* **TASK TO COMPLETE**
Go through the entries one line at a time, and gather every line that has the word "output".

**** RECORDS ****

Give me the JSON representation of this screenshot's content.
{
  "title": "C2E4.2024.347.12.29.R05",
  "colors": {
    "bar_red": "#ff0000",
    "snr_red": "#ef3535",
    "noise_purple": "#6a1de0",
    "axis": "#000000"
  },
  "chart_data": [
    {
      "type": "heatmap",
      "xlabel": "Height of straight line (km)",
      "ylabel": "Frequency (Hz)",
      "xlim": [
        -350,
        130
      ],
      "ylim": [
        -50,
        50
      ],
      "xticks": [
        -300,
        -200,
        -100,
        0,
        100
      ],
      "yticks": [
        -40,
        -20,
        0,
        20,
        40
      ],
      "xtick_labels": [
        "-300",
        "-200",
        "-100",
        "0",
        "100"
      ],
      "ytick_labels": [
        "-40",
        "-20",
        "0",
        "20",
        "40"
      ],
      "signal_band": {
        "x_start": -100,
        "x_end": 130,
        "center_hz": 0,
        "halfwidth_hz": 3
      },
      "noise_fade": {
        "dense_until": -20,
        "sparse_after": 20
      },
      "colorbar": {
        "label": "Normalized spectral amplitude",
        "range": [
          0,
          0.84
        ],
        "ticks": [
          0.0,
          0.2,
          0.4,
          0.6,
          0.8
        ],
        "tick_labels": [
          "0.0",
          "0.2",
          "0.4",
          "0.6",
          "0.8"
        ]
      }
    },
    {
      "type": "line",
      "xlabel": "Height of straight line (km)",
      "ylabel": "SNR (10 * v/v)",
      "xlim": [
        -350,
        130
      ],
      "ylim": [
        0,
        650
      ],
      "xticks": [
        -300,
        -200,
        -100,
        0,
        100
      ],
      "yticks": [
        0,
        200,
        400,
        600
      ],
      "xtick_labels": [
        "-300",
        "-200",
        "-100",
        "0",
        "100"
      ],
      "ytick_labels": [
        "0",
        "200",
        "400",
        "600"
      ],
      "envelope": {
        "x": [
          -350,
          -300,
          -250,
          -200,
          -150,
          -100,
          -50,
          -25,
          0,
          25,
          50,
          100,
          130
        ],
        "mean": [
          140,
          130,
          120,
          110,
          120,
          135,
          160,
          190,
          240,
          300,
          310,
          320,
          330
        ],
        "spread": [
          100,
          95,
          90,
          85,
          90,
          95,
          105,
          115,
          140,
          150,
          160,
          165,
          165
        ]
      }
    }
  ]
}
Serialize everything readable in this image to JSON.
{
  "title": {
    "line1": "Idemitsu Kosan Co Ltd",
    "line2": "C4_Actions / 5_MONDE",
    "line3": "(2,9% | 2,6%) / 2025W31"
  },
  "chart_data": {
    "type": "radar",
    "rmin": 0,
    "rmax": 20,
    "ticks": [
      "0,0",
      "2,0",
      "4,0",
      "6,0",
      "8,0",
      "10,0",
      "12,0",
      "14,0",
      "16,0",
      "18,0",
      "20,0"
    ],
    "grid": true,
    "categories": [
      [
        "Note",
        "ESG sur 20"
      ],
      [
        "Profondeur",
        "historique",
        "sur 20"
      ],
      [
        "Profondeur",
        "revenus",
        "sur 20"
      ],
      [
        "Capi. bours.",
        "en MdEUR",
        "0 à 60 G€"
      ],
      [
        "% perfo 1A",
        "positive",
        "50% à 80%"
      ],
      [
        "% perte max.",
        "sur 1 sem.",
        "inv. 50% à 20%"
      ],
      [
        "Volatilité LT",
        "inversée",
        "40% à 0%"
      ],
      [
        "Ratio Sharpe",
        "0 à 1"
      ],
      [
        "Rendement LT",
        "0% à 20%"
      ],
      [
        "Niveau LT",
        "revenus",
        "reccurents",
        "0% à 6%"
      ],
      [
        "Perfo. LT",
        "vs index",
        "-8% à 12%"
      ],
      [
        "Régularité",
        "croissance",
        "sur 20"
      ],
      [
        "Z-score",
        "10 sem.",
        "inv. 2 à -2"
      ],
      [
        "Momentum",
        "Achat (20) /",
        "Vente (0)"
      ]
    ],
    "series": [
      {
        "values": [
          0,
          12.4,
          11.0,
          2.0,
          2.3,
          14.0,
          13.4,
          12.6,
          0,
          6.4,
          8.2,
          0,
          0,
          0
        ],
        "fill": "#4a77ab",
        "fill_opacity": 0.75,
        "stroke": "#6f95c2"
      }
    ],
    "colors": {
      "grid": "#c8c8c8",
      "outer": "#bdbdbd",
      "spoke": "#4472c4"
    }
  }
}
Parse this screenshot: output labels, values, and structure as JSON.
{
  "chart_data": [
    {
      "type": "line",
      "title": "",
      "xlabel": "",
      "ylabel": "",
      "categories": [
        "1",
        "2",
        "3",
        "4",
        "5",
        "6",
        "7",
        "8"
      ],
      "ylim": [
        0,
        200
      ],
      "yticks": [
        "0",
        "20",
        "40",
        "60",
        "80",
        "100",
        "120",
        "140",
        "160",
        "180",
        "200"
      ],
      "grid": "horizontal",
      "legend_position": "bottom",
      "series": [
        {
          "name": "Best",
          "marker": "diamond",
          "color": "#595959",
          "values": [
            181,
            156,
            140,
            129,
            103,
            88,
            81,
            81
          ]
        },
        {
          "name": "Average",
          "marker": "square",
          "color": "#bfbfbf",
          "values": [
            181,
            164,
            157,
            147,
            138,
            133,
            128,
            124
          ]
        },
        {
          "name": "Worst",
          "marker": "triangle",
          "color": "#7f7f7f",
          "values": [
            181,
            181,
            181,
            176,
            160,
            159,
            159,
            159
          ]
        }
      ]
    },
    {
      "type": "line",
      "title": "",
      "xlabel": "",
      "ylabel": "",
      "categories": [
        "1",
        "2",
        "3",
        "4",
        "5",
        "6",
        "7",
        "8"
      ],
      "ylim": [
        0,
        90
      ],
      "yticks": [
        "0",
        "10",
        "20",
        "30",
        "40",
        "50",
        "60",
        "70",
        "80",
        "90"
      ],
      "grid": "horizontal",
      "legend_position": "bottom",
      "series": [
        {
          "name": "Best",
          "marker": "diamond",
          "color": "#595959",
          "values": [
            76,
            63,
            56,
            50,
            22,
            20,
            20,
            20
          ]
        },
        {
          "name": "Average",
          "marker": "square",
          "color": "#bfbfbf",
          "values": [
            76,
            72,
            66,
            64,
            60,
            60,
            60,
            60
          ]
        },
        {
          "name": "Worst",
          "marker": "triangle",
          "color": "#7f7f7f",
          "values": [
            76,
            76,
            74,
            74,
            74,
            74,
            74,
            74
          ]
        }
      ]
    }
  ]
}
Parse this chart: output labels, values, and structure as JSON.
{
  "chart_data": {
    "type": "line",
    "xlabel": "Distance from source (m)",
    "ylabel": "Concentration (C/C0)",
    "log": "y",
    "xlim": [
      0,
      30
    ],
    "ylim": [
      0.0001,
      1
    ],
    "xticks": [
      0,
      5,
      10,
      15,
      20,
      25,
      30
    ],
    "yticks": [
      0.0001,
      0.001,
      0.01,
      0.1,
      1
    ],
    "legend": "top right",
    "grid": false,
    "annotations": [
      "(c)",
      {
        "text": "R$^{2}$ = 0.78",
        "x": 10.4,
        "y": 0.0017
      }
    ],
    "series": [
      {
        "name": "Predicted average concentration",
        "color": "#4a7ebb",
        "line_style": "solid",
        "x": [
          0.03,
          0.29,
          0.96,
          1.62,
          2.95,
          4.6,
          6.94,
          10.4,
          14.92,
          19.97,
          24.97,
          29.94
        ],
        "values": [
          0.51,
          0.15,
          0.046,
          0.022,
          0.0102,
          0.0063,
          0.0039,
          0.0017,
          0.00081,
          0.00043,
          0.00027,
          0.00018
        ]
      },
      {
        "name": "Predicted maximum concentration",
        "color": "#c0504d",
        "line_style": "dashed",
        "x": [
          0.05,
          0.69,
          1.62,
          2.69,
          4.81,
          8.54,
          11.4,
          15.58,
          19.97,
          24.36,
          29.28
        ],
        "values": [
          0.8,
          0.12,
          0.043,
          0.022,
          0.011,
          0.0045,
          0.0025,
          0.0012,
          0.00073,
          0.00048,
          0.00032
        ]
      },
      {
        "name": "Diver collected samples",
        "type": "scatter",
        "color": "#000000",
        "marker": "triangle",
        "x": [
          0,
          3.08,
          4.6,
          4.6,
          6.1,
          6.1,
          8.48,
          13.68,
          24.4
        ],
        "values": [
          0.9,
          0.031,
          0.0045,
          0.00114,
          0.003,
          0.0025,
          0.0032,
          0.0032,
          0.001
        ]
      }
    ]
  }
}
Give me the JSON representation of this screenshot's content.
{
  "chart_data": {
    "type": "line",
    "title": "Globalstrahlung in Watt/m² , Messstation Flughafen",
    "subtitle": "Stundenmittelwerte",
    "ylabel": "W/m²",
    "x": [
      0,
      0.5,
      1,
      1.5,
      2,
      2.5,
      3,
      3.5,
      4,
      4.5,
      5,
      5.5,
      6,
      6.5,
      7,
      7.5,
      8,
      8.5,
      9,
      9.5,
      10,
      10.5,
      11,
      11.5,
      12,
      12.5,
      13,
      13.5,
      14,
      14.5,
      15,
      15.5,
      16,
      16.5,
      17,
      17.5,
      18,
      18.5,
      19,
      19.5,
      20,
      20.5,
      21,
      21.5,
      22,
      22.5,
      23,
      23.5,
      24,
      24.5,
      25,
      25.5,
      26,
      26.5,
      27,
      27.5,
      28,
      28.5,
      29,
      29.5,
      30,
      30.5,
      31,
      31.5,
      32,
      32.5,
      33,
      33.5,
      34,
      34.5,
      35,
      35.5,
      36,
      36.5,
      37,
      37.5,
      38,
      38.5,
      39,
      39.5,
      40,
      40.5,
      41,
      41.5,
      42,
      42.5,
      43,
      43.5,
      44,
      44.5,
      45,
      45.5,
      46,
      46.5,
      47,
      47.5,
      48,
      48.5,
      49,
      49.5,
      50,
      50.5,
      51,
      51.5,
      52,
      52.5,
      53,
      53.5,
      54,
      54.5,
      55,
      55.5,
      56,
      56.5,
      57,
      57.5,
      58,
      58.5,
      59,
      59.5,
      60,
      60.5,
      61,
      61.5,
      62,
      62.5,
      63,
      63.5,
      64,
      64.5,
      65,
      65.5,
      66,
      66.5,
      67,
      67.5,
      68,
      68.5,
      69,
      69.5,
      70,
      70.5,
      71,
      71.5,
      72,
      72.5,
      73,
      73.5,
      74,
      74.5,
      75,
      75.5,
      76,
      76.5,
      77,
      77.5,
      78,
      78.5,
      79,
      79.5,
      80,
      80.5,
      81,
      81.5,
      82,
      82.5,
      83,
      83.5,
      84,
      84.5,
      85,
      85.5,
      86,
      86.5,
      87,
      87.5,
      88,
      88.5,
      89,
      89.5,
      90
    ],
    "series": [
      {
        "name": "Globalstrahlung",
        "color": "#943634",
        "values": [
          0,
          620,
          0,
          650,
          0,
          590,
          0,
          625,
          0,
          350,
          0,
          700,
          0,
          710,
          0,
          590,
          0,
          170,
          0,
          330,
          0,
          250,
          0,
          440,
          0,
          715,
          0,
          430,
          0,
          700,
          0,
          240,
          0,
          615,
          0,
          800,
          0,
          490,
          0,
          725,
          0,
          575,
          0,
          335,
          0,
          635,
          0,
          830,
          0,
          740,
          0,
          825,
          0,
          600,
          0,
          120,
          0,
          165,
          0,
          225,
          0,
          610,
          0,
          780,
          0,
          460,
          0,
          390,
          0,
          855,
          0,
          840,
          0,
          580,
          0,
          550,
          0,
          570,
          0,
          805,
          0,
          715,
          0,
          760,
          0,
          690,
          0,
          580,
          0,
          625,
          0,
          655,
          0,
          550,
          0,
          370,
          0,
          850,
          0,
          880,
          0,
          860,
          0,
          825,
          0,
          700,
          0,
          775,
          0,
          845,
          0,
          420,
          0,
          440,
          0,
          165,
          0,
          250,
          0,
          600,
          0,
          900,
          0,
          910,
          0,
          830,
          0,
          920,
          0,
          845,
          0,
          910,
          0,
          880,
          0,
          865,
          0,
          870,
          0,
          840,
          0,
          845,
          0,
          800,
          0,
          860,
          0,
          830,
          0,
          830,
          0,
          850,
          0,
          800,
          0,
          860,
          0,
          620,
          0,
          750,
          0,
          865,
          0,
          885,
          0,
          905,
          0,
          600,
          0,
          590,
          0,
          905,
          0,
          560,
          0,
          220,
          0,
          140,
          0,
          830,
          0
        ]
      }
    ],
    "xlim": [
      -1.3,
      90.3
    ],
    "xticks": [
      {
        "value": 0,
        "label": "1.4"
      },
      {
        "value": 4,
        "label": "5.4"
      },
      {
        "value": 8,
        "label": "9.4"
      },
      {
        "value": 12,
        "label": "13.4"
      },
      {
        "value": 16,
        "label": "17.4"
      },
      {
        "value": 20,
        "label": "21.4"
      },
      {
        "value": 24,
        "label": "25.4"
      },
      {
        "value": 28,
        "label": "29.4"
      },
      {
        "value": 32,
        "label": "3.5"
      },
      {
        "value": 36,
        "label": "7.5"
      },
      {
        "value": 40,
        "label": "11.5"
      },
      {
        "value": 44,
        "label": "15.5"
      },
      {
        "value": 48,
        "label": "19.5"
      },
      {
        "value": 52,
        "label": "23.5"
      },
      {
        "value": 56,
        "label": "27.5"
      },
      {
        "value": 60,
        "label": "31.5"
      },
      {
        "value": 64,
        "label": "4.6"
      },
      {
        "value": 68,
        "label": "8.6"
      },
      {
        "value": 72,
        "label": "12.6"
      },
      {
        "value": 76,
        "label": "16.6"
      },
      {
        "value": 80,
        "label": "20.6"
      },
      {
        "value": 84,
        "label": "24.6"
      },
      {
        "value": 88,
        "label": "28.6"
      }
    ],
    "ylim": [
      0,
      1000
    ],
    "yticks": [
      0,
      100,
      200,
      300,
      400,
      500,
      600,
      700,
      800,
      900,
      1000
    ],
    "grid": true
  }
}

****

* **EXERCISE SOLUTION**
Parse this screenshot: output labels, values, and structure as JSON.
Parse this chart: output labels, values, and structure as JSON.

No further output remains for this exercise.